## EXERCISE PROMPT
Count every line that has the word "USOIL". Give the number, without anything more.

## INPUT DATA
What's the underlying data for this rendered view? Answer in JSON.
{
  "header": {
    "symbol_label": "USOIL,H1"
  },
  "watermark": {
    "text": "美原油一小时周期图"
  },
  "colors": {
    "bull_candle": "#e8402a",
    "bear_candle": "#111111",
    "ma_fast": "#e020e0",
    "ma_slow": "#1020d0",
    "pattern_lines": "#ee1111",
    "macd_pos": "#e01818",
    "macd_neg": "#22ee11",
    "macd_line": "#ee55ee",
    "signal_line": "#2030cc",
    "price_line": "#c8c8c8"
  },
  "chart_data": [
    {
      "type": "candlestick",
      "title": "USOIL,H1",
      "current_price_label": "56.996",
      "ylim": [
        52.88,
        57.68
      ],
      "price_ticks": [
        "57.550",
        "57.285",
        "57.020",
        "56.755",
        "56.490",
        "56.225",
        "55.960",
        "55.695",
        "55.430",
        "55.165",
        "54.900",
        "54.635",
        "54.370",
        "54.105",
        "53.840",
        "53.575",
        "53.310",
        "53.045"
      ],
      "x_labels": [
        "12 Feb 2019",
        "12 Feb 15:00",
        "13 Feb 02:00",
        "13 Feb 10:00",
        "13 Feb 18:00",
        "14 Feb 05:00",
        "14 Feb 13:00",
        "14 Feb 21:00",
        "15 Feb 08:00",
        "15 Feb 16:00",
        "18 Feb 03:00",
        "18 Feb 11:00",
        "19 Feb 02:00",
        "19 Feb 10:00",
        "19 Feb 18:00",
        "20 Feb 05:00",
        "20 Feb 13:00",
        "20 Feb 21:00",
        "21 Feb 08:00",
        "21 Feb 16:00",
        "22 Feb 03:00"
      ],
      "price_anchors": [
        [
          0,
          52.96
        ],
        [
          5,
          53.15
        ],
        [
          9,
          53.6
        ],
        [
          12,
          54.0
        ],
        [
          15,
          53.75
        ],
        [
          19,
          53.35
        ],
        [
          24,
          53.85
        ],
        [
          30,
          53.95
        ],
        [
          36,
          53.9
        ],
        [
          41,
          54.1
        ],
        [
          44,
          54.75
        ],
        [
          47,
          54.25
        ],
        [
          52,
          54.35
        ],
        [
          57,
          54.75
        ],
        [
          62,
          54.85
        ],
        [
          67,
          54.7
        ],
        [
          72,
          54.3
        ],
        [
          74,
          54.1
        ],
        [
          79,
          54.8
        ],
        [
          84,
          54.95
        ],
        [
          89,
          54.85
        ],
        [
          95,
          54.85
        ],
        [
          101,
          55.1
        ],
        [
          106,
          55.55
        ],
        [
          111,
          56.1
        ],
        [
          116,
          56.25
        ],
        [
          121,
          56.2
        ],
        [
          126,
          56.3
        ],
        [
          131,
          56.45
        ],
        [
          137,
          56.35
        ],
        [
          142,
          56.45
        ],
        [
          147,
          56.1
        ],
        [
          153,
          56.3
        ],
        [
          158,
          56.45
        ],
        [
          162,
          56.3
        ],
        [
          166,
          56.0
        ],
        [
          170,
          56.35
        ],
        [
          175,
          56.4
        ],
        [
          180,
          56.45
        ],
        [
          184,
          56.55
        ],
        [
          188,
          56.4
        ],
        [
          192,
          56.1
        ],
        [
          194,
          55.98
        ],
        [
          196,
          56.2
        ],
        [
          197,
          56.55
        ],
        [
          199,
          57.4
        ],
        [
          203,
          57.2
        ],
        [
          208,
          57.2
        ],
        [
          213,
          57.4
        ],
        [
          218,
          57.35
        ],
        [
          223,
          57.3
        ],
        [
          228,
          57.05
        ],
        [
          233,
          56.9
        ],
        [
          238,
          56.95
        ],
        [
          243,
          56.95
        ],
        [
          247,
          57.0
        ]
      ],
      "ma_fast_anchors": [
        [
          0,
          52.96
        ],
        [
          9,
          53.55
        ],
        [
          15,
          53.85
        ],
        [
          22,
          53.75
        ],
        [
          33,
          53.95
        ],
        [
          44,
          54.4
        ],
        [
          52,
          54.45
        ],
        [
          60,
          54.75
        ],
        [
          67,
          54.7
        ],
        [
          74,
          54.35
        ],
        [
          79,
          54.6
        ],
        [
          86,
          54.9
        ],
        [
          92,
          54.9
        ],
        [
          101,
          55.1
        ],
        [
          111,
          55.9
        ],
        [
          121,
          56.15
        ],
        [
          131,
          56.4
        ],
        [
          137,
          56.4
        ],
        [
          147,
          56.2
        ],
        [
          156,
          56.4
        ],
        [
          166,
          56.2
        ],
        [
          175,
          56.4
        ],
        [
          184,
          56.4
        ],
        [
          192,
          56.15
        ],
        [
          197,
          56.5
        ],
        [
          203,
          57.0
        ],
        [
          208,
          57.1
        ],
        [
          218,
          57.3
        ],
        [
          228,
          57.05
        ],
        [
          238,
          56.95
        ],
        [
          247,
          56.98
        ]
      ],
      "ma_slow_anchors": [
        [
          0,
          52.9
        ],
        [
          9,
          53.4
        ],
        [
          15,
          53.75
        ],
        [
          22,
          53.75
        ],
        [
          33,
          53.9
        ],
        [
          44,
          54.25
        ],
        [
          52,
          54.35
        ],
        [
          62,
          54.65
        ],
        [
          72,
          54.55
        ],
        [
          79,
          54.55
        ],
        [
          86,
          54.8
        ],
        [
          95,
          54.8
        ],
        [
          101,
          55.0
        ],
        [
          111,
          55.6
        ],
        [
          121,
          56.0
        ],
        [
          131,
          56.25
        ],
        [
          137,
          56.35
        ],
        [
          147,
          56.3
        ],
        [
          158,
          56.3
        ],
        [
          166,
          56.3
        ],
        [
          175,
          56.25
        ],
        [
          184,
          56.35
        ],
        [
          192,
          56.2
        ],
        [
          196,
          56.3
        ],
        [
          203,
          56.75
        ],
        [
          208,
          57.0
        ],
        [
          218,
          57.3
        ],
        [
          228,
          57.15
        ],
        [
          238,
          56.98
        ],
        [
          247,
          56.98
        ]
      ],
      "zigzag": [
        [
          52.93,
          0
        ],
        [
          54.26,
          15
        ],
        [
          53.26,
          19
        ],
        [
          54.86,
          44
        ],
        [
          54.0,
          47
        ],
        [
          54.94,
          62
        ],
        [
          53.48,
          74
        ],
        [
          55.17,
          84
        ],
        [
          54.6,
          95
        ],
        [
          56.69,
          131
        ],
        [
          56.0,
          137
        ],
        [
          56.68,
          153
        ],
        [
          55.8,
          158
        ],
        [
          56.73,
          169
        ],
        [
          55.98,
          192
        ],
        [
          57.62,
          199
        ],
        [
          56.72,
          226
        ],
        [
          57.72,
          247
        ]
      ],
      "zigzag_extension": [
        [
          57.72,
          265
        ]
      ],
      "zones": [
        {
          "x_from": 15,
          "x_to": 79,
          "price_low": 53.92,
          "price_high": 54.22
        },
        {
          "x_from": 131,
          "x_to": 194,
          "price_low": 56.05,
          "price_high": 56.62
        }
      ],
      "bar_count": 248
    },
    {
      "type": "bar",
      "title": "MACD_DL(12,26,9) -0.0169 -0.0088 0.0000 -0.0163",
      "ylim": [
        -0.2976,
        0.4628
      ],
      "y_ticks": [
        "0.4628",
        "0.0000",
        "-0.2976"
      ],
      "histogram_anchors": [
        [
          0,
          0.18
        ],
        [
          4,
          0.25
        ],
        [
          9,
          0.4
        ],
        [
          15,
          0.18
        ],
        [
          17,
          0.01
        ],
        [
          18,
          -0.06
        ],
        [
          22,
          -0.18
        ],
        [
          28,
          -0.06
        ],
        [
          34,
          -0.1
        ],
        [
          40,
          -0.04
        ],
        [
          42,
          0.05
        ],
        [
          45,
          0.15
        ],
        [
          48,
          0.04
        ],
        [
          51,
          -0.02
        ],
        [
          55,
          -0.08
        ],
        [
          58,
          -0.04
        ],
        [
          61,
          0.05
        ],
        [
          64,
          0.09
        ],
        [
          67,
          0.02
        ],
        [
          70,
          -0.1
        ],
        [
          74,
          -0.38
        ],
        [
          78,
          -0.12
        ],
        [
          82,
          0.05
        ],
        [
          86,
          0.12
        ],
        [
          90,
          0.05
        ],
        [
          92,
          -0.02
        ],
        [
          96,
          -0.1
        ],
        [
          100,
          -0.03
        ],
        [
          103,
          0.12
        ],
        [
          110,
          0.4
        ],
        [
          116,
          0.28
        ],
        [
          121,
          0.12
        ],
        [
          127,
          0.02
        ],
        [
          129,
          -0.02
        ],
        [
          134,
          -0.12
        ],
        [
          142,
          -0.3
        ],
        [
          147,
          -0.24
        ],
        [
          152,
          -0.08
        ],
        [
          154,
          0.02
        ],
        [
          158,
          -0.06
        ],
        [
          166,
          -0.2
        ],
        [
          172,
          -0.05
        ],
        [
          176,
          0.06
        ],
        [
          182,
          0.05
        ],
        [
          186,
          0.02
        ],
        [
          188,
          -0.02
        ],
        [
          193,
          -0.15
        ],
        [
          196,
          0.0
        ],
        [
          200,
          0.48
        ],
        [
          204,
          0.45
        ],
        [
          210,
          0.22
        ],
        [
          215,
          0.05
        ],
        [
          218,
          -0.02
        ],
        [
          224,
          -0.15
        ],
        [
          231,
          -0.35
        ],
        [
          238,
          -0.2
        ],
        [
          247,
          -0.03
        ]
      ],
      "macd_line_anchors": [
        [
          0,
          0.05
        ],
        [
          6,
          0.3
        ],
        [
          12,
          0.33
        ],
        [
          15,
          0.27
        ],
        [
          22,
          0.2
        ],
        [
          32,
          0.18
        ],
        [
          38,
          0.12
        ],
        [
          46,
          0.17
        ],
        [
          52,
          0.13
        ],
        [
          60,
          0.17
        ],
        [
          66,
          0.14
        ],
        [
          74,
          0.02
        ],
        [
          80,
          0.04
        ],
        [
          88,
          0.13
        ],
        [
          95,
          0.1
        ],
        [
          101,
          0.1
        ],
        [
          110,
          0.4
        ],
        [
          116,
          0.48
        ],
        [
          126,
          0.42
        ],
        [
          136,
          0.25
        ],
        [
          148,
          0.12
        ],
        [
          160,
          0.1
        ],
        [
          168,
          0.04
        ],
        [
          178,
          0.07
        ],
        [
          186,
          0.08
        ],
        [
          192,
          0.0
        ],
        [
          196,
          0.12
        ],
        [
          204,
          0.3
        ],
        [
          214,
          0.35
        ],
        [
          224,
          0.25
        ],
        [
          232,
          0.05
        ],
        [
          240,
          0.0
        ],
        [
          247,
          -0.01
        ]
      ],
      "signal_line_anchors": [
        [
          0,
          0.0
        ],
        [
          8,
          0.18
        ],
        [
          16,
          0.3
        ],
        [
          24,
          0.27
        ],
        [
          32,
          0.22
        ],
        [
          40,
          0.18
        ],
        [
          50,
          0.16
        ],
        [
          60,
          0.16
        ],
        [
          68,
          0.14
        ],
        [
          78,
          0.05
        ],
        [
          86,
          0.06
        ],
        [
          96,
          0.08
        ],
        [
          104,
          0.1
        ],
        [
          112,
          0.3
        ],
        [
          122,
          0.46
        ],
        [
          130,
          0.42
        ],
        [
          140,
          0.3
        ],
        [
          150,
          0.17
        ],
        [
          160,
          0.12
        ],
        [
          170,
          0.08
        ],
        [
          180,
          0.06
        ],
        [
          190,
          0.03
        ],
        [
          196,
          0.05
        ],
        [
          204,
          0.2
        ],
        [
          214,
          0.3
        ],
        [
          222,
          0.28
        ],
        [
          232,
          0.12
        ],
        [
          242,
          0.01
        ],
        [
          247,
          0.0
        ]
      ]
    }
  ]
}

## EXERCISE RESPONSE
2